* Material for this exercise
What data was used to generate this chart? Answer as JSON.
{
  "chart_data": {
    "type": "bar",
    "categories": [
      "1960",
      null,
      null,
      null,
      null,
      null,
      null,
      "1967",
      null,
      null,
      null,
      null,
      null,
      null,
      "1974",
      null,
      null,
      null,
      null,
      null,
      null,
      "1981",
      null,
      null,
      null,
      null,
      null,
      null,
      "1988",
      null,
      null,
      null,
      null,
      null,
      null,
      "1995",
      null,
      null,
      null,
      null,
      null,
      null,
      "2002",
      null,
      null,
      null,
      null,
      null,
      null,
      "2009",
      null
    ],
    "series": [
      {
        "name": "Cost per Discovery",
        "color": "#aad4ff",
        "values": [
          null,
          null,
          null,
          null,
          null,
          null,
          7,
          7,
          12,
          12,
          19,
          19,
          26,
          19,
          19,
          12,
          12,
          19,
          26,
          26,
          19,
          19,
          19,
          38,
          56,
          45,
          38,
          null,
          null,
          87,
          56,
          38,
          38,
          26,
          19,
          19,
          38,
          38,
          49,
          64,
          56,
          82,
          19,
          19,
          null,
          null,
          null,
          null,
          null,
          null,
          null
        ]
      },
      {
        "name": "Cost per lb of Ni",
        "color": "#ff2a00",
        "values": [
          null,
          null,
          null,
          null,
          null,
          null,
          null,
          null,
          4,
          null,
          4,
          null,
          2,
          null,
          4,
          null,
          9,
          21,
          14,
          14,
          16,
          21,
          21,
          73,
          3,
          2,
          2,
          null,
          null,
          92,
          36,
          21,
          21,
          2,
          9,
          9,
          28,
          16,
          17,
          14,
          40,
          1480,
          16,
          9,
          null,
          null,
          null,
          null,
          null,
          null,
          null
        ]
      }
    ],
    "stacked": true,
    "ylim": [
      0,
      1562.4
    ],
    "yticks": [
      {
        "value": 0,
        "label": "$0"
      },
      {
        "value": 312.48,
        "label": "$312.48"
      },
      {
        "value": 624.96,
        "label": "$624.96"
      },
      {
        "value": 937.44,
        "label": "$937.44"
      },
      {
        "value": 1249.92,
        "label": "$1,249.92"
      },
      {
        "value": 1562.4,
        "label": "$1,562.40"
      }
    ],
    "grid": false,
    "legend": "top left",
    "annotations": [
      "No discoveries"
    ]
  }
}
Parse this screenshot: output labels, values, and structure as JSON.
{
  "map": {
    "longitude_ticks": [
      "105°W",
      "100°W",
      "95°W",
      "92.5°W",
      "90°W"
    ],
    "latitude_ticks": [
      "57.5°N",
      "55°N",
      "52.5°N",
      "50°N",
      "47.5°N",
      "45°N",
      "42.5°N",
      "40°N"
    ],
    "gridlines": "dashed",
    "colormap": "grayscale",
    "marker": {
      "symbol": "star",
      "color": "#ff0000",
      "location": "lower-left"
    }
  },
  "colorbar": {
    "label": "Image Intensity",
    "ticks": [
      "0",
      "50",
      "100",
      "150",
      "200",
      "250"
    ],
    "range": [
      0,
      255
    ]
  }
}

* Problem details
Copy out all of the data exactly, leaving nothing out.

* Task result
What data was used to generate this chart? Answer as JSON.
{
  "chart_data": {
    "type": "bar",
    "categories": [
      "1960",
      null,
      null,
      null,
      null,
      null,
      null,
      "1967",
      null,
      null,
      null,
      null,
      null,
      null,
      "1974",
      null,
      null,
      null,
      null,
      null,
      null,
      "1981",
      null,
      null,
      null,
      null,
      null,
      null,
      "1988",
      null,
      null,
      null,
      null,
      null,
      null,
      "1995",
      null,
      null,
      null,
      null,
      null,
      null,
      "2002",
      null,
      null,
      null,
      null,
      null,
      null,
      "2009",
      null
    ],
    "series": [
      {
        "name": "Cost per Discovery",
        "color": "#aad4ff",
        "values": [
          null,
          null,
          null,
          null,
          null,
          null,
          7,
          7,
          12,
          12,
          19,
          19,
          26,
          19,
          19,
          12,
          12,
          19,
          26,
          26,
          19,
          19,
          19,
          38,
          56,
          45,
          38,
          null,
          null,
          87,
          56,
          38,
          38,
          26,
          19,
          19,
          38,
          38,
          49,
          64,
          56,
          82,
          19,
          19,
          null,
          null,
          null,
          null,
          null,
          null,
          null
        ]
      },
      {
        "name": "Cost per lb of Ni",
        "color": "#ff2a00",
        "values": [
          null,
          null,
          null,
          null,
          null,
          null,
          null,
          null,
          4,
          null,
          4,
          null,
          2,
          null,
          4,
          null,
          9,
          21,
          14,
          14,
          16,
          21,
          21,
          73,
          3,
          2,
          2,
          null,
          null,
          92,
          36,
          21,
          21,
          2,
          9,
          9,
          28,
          16,
          17,
          14,
          40,
          1480,
          16,
          9,
          null,
          null,
          null,
          null,
          null,
          null,
          null
        ]
      }
    ],
    "stacked": true,
    "ylim": [
      0,
      1562.4
    ],
    "yticks": [
      {
        "value": 0,
        "label": "$0"
      },
      {
        "value": 312.48,
        "label": "$312.48"
      },
      {
        "value": 624.96,
        "label": "$624.96"
      },
      {
        "value": 937.44,
        "label": "$937.44"
      },
      {
        "value": 1249.92,
        "label": "$1,249.92"
      },
      {
        "value": 1562.4,
        "label": "$1,562.40"
      }
    ],
    "grid": false,
    "legend": "top left",
    "annotations": [
      "No discoveries"
    ]
  }
}
Parse this screenshot: output labels, values, and structure as JSON.
{
  "map": {
    "longitude_ticks": [
      "105°W",
      "100°W",
      "95°W",
      "92.5°W",
      "90°W"
    ],
    "latitude_ticks": [
      "57.5°N",
      "55°N",
      "52.5°N",
      "50°N",
      "47.5°N",
      "45°N",
      "42.5°N",
      "40°N"
    ],
    "gridlines": "dashed",
    "colormap": "grayscale",
    "marker": {
      "symbol": "star",
      "color": "#ff0000",
      "location": "lower-left"
    }
  },
  "colorbar": {
    "label": "Image Intensity",
    "ticks": [
      "0",
      "50",
      "100",
      "150",
      "200",
      "250"
    ],
    "range": [
      0,
      255
    ]
  }
}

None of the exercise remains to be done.